** Start of Record set **

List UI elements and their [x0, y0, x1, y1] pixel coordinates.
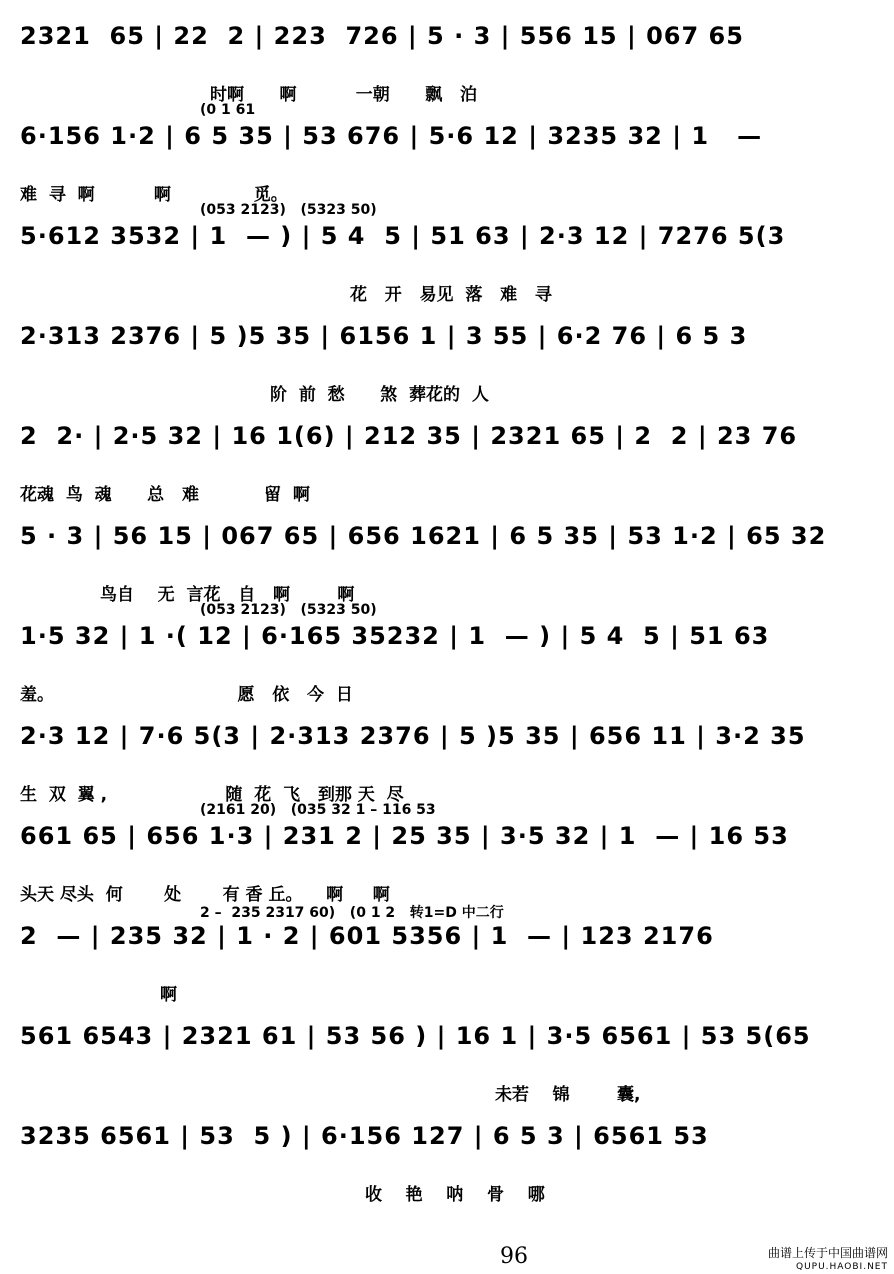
annotation-line: (053 2123) (5323 50): [200, 602, 377, 618]
notation-line: 2 2· | 2·5 32 | 16 1(6) | 212 35 | 2321 65 | 2 2 | 23 76: [20, 422, 798, 450]
lyrics-line: 阶 前 愁 煞 葬花的 人: [270, 385, 489, 405]
lyrics-line: 未若 锦 囊,: [495, 1085, 641, 1105]
lyrics-line: 收 艳 呐 骨 哪: [365, 1185, 545, 1205]
annotation-line: (0 1 61: [200, 102, 256, 118]
lyrics-line: 羞。 愿 依 今 日: [20, 685, 353, 705]
lyrics-line: 花 开 易见 落 难 寻: [350, 285, 552, 305]
notation-line: 2·3 12 | 7·6 5(3 | 2·313 2376 | 5 )5 35 | 656 11 | 3·2 35: [20, 722, 806, 750]
notation-line: 5 · 3 | 56 15 | 067 65 | 656 1621 | 6 5 35 | 53 1·2 | 65 32: [20, 522, 827, 550]
annotation-line: (053 2123) (5323 50): [200, 202, 377, 218]
notation-line: 3235 6561 | 53 5 ) | 6·156 127 | 6 5 3 | 6561 53: [20, 1122, 709, 1150]
lyrics-line: 生 双 翼 , 随 花 飞 到那 天 尽: [20, 785, 404, 805]
page-number: 96: [500, 1244, 528, 1269]
notation-line: 2 — | 235 32 | 1 · 2 | 601 5356 | 1 — | 123 2176: [20, 922, 714, 950]
lyrics-line: 花魂 鸟 魂 总 难 留 啊: [20, 485, 310, 505]
lyrics-line: 时啊 啊 一朝 飘 泊: [210, 85, 477, 105]
lyrics-line: 头天 尽头 何 处 有 香 丘。 啊 啊: [20, 885, 390, 905]
notation-line: 661 65 | 656 1·3 | 231 2 | 25 35 | 3·5 32 | 1 — | 16 53: [20, 822, 789, 850]
watermark-url: QUPU.HAOBI.NET: [795, 1262, 888, 1272]
lyrics-line: 难 寻 啊 啊 觅。: [20, 185, 288, 205]
notation-line: 561 6543 | 2321 61 | 53 56 ) | 16 1 | 3·5 6561 | 53 5(65: [20, 1022, 811, 1050]
annotation-line: (2161 20) (035 32 1 – 116 53: [200, 802, 436, 818]
watermark: [768, 1246, 888, 1274]
lyrics-line: 鸟自 无 言花 自 啊 啊: [100, 585, 355, 605]
annotation-line: 2 – 235 2317 60) (0 1 2 转1=D 中二行: [200, 905, 504, 921]
lyrics-line: 啊: [160, 985, 177, 1005]
watermark-site: 曲谱上传于中国曲谱网: [767, 1246, 888, 1260]
notation-line: 2321 65 | 22 2 | 223 726 | 5 · 3 | 556 15 | 067 65: [20, 22, 744, 50]
notation-line: 1·5 32 | 1 ·( 12 | 6·165 35232 | 1 — ) | 5 4 5 | 51 63: [20, 622, 770, 650]
notation-line: 2·313 2376 | 5 )5 35 | 6156 1 | 3 55 | 6·2 76 | 6 5 3: [20, 322, 748, 350]
notation-line: 6·156 1·2 | 6 5 35 | 53 676 | 5·6 12 | 3235 32 | 1 —: [20, 122, 763, 150]
notation-line: 5·612 3532 | 1 — ) | 5 4 5 | 51 63 | 2·3 12 | 7276 5(3: [20, 222, 786, 250]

** End of Record set **

== Problem details ==
Reproduce the records above, replacing "lyrics-line" with "lyric-text" wherever it occurs and changing nothing else. Omit the pictures.

== The reply ==
List UI elements and their [x0, y0, x1, y1] pixel coordinates.
annotation-line: (053 2123) (5323 50): [200, 602, 377, 618]
notation-line: 2 2· | 2·5 32 | 16 1(6) | 212 35 | 2321 65 | 2 2 | 23 76: [20, 422, 798, 450]
lyric-text: 阶 前 愁 煞 葬花的 人: [270, 385, 489, 405]
lyric-text: 未若 锦 囊,: [495, 1085, 641, 1105]
lyric-text: 收 艳 呐 骨 哪: [365, 1185, 545, 1205]
annotation-line: (0 1 61: [200, 102, 256, 118]
lyric-text: 羞。 愿 依 今 日: [20, 685, 353, 705]
lyric-text: 花 开 易见 落 难 寻: [350, 285, 552, 305]
notation-line: 2·3 12 | 7·6 5(3 | 2·313 2376 | 5 )5 35 | 656 11 | 3·2 35: [20, 722, 806, 750]
notation-line: 5 · 3 | 56 15 | 067 65 | 656 1621 | 6 5 35 | 53 1·2 | 65 32: [20, 522, 827, 550]
annotation-line: (053 2123) (5323 50): [200, 202, 377, 218]
notation-line: 3235 6561 | 53 5 ) | 6·156 127 | 6 5 3 | 6561 53: [20, 1122, 709, 1150]
lyric-text: 生 双 翼 , 随 花 飞 到那 天 尽: [20, 785, 404, 805]
page-number: 96: [500, 1244, 528, 1269]
notation-line: 2 — | 235 32 | 1 · 2 | 601 5356 | 1 — | 123 2176: [20, 922, 714, 950]
lyric-text: 花魂 鸟 魂 总 难 留 啊: [20, 485, 310, 505]
lyric-text: 时啊 啊 一朝 飘 泊: [210, 85, 477, 105]
lyric-text: 头天 尽头 何 处 有 香 丘。 啊 啊: [20, 885, 390, 905]
notation-line: 661 65 | 656 1·3 | 231 2 | 25 35 | 3·5 32 | 1 — | 16 53: [20, 822, 789, 850]
watermark-url: QUPU.HAOBI.NET: [795, 1262, 888, 1272]
lyric-text: 难 寻 啊 啊 觅。: [20, 185, 288, 205]
notation-line: 561 6543 | 2321 61 | 53 56 ) | 16 1 | 3·5 6561 | 53 5(65: [20, 1022, 811, 1050]
annotation-line: (2161 20) (035 32 1 – 116 53: [200, 802, 436, 818]
watermark: [768, 1246, 888, 1274]
lyric-text: 鸟自 无 言花 自 啊 啊: [100, 585, 355, 605]
annotation-line: 2 – 235 2317 60) (0 1 2 转1=D 中二行: [200, 905, 504, 921]
lyric-text: 啊: [160, 985, 177, 1005]
watermark-site: 曲谱上传于中国曲谱网: [767, 1246, 888, 1260]
notation-line: 2321 65 | 22 2 | 223 726 | 5 · 3 | 556 15 | 067 65: [20, 22, 744, 50]
notation-line: 1·5 32 | 1 ·( 12 | 6·165 35232 | 1 — ) | 5 4 5 | 51 63: [20, 622, 770, 650]
notation-line: 2·313 2376 | 5 )5 35 | 6156 1 | 3 55 | 6·2 76 | 6 5 3: [20, 322, 748, 350]
notation-line: 6·156 1·2 | 6 5 35 | 53 676 | 5·6 12 | 3235 32 | 1 —: [20, 122, 763, 150]
notation-line: 5·612 3532 | 1 — ) | 5 4 5 | 51 63 | 2·3 12 | 7276 5(3: [20, 222, 786, 250]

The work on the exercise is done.